Problem requirements:
Without the pictures, write out all the lines below exactly as they appear.

------ Provided material ------

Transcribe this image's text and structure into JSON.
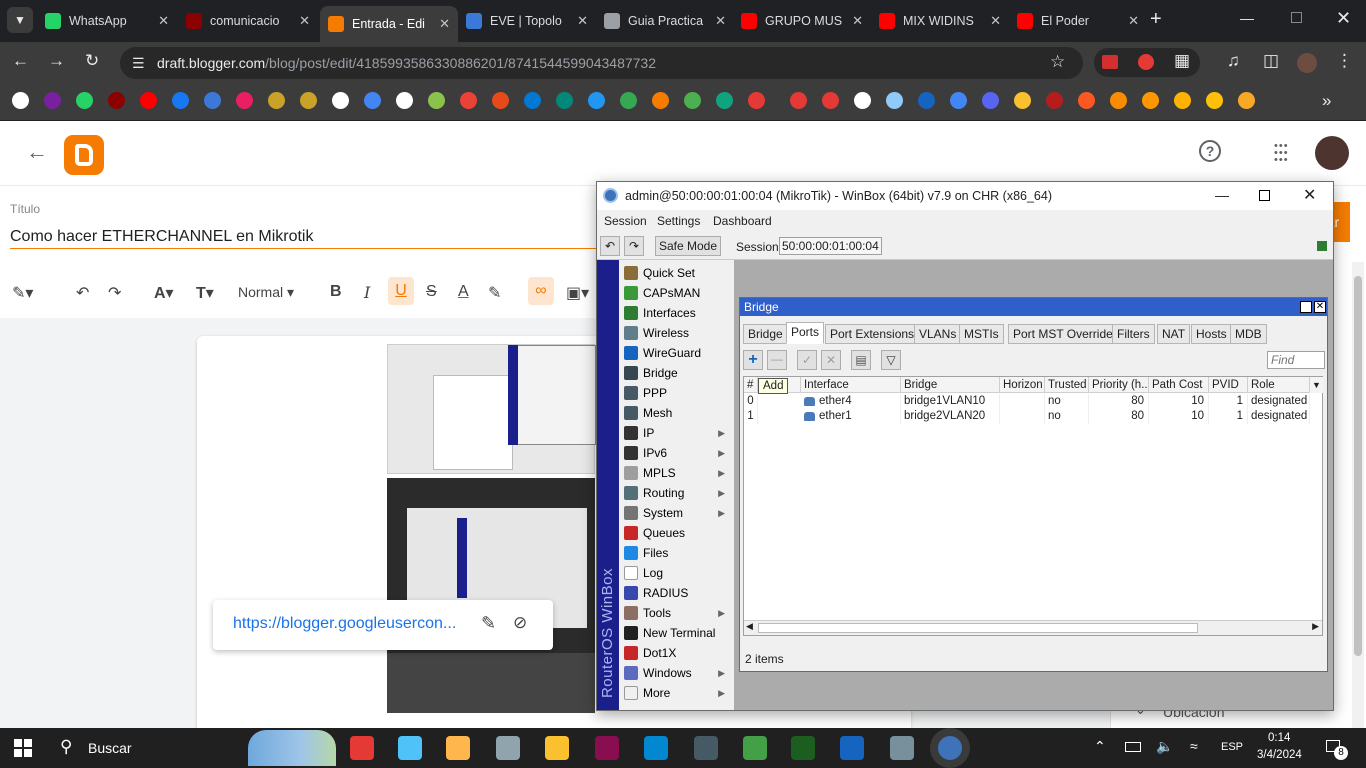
{
  "browser": {
    "tabs": [
      {
        "title": "WhatsApp",
        "color": "#25d366"
      },
      {
        "title": "comunicacio",
        "color": "#8b0000"
      },
      {
        "title": "Entrada - Edi",
        "color": "#f57c00"
      },
      {
        "title": "EVE | Topolo",
        "color": "#3c78d8"
      },
      {
        "title": "Guia Practica",
        "color": "#9aa0a6"
      },
      {
        "title": "GRUPO MUS",
        "color": "#ff0000"
      },
      {
        "title": "MIX WIDINS",
        "color": "#ff0000"
      },
      {
        "title": "El Poder",
        "color": "#ff0000"
      }
    ],
    "url_domain": "draft.blogger.com",
    "url_path": "/blog/post/edit/4185993586330886201/8741544599043487732"
  },
  "editor": {
    "title_label": "Título",
    "title_value": "Como hacer ETHERCHANNEL en Mikrotik",
    "format_label": "Normal",
    "link_popup_url": "https://blogger.googleusercon...",
    "right_panel_label": "Ubicación",
    "publish_label": "ar"
  },
  "winbox": {
    "title": "admin@50:00:00:01:00:04 (MikroTik) - WinBox (64bit) v7.9 on CHR (x86_64)",
    "menu": [
      "Session",
      "Settings",
      "Dashboard"
    ],
    "safe_mode": "Safe Mode",
    "session_label": "Session:",
    "session_value": "50:00:00:01:00:04",
    "side_brand": "RouterOS WinBox",
    "side_items": [
      {
        "label": "Quick Set",
        "color": "#8a6d3b",
        "arrow": ""
      },
      {
        "label": "CAPsMAN",
        "color": "#3a9a3a",
        "arrow": ""
      },
      {
        "label": "Interfaces",
        "color": "#2e7d32",
        "arrow": ""
      },
      {
        "label": "Wireless",
        "color": "#607d8b",
        "arrow": ""
      },
      {
        "label": "WireGuard",
        "color": "#1565c0",
        "arrow": ""
      },
      {
        "label": "Bridge",
        "color": "#37474f",
        "arrow": ""
      },
      {
        "label": "PPP",
        "color": "#455a64",
        "arrow": ""
      },
      {
        "label": "Mesh",
        "color": "#455a64",
        "arrow": ""
      },
      {
        "label": "IP",
        "color": "#333333",
        "arrow": "▶"
      },
      {
        "label": "IPv6",
        "color": "#333333",
        "arrow": "▶"
      },
      {
        "label": "MPLS",
        "color": "#9e9e9e",
        "arrow": "▶"
      },
      {
        "label": "Routing",
        "color": "#546e7a",
        "arrow": "▶"
      },
      {
        "label": "System",
        "color": "#757575",
        "arrow": "▶"
      },
      {
        "label": "Queues",
        "color": "#c62828",
        "arrow": ""
      },
      {
        "label": "Files",
        "color": "#1e88e5",
        "arrow": ""
      },
      {
        "label": "Log",
        "color": "#ffffff",
        "arrow": ""
      },
      {
        "label": "RADIUS",
        "color": "#3949ab",
        "arrow": ""
      },
      {
        "label": "Tools",
        "color": "#8d6e63",
        "arrow": "▶"
      },
      {
        "label": "New Terminal",
        "color": "#212121",
        "arrow": ""
      },
      {
        "label": "Dot1X",
        "color": "#c62828",
        "arrow": ""
      },
      {
        "label": "Windows",
        "color": "#5c6bc0",
        "arrow": "▶"
      },
      {
        "label": "More",
        "color": "#f0f0f0",
        "arrow": "▶"
      }
    ],
    "bridge": {
      "title": "Bridge",
      "tabs": [
        "Bridge",
        "Ports",
        "Port Extensions",
        "VLANs",
        "MSTIs",
        "Port MST Overrides",
        "Filters",
        "NAT",
        "Hosts",
        "MDB"
      ],
      "active_tab": "Ports",
      "find_placeholder": "Find",
      "add_tooltip": "Add",
      "columns": [
        "#",
        "",
        "Interface",
        "Bridge",
        "Horizon",
        "Trusted",
        "Priority (h...",
        "Path Cost",
        "PVID",
        "Role"
      ],
      "rows": [
        {
          "num": "0",
          "interface": "ether4",
          "bridge": "bridge1VLAN10",
          "horizon": "",
          "trusted": "no",
          "priority": "80",
          "path_cost": "10",
          "pvid": "1",
          "role": "designated port"
        },
        {
          "num": "1",
          "interface": "ether1",
          "bridge": "bridge2VLAN20",
          "horizon": "",
          "trusted": "no",
          "priority": "80",
          "path_cost": "10",
          "pvid": "1",
          "role": "designated port"
        }
      ],
      "status": "2 items"
    }
  },
  "taskbar": {
    "search": "Buscar",
    "lang": "ESP",
    "time": "0:14",
    "date": "3/4/2024",
    "notif": "8"
  }
}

------

Response to the exercise:
Transcribe this image's text and structure into JSON.
{
  "browser": {
    "tabs": [
      {
        "title": "WhatsApp",
        "color": "#25d366"
      },
      {
        "title": "comunicacio",
        "color": "#8b0000"
      },
      {
        "title": "Entrada - Edi",
        "color": "#f57c00"
      },
      {
        "title": "EVE | Topolo",
        "color": "#3c78d8"
      },
      {
        "title": "Guia Practica",
        "color": "#9aa0a6"
      },
      {
        "title": "GRUPO MUS",
        "color": "#ff0000"
      },
      {
        "title": "MIX WIDINS",
        "color": "#ff0000"
      },
      {
        "title": "El Poder",
        "color": "#ff0000"
      }
    ],
    "url_domain": "draft.blogger.com",
    "url_path": "/blog/post/edit/4185993586330886201/8741544599043487732"
  },
  "editor": {
    "title_label": "Título",
    "title_value": "Como hacer ETHERCHANNEL en Mikrotik",
    "format_label": "Normal",
    "link_popup_url": "https://blogger.googleusercon...",
    "right_panel_label": "Ubicación",
    "publish_label": "ar"
  },
  "winbox": {
    "title": "admin@50:00:00:01:00:04 (MikroTik) - WinBox (64bit) v7.9 on CHR (x86_64)",
    "menu": [
      "Session",
      "Settings",
      "Dashboard"
    ],
    "safe_mode": "Safe Mode",
    "session_label": "Session:",
    "session_value": "50:00:00:01:00:04",
    "side_brand": "RouterOS WinBox",
    "side_items": [
      {
        "label": "Quick Set",
        "color": "#8a6d3b",
        "arrow": ""
      },
      {
        "label": "CAPsMAN",
        "color": "#3a9a3a",
        "arrow": ""
      },
      {
        "label": "Interfaces",
        "color": "#2e7d32",
        "arrow": ""
      },
      {
        "label": "Wireless",
        "color": "#607d8b",
        "arrow": ""
      },
      {
        "label": "WireGuard",
        "color": "#1565c0",
        "arrow": ""
      },
      {
        "label": "Bridge",
        "color": "#37474f",
        "arrow": ""
      },
      {
        "label": "PPP",
        "color": "#455a64",
        "arrow": ""
      },
      {
        "label": "Mesh",
        "color": "#455a64",
        "arrow": ""
      },
      {
        "label": "IP",
        "color": "#333333",
        "arrow": "▶"
      },
      {
        "label": "IPv6",
        "color": "#333333",
        "arrow": "▶"
      },
      {
        "label": "MPLS",
        "color": "#9e9e9e",
        "arrow": "▶"
      },
      {
        "label": "Routing",
        "color": "#546e7a",
        "arrow": "▶"
      },
      {
        "label": "System",
        "color": "#757575",
        "arrow": "▶"
      },
      {
        "label": "Queues",
        "color": "#c62828",
        "arrow": ""
      },
      {
        "label": "Files",
        "color": "#1e88e5",
        "arrow": ""
      },
      {
        "label": "Log",
        "color": "#ffffff",
        "arrow": ""
      },
      {
        "label": "RADIUS",
        "color": "#3949ab",
        "arrow": ""
      },
      {
        "label": "Tools",
        "color": "#8d6e63",
        "arrow": "▶"
      },
      {
        "label": "New Terminal",
        "color": "#212121",
        "arrow": ""
      },
      {
        "label": "Dot1X",
        "color": "#c62828",
        "arrow": ""
      },
      {
        "label": "Windows",
        "color": "#5c6bc0",
        "arrow": "▶"
      },
      {
        "label": "More",
        "color": "#f0f0f0",
        "arrow": "▶"
      }
    ],
    "bridge": {
      "title": "Bridge",
      "tabs": [
        "Bridge",
        "Ports",
        "Port Extensions",
        "VLANs",
        "MSTIs",
        "Port MST Overrides",
        "Filters",
        "NAT",
        "Hosts",
        "MDB"
      ],
      "active_tab": "Ports",
      "find_placeholder": "Find",
      "add_tooltip": "Add",
      "columns": [
        "#",
        "",
        "Interface",
        "Bridge",
        "Horizon",
        "Trusted",
        "Priority (h...",
        "Path Cost",
        "PVID",
        "Role"
      ],
      "rows": [
        {
          "num": "0",
          "interface": "ether4",
          "bridge": "bridge1VLAN10",
          "horizon": "",
          "trusted": "no",
          "priority": "80",
          "path_cost": "10",
          "pvid": "1",
          "role": "designated port"
        },
        {
          "num": "1",
          "interface": "ether1",
          "bridge": "bridge2VLAN20",
          "horizon": "",
          "trusted": "no",
          "priority": "80",
          "path_cost": "10",
          "pvid": "1",
          "role": "designated port"
        }
      ],
      "status": "2 items"
    }
  },
  "taskbar": {
    "search": "Buscar",
    "lang": "ESP",
    "time": "0:14",
    "date": "3/4/2024",
    "notif": "8"
  }
}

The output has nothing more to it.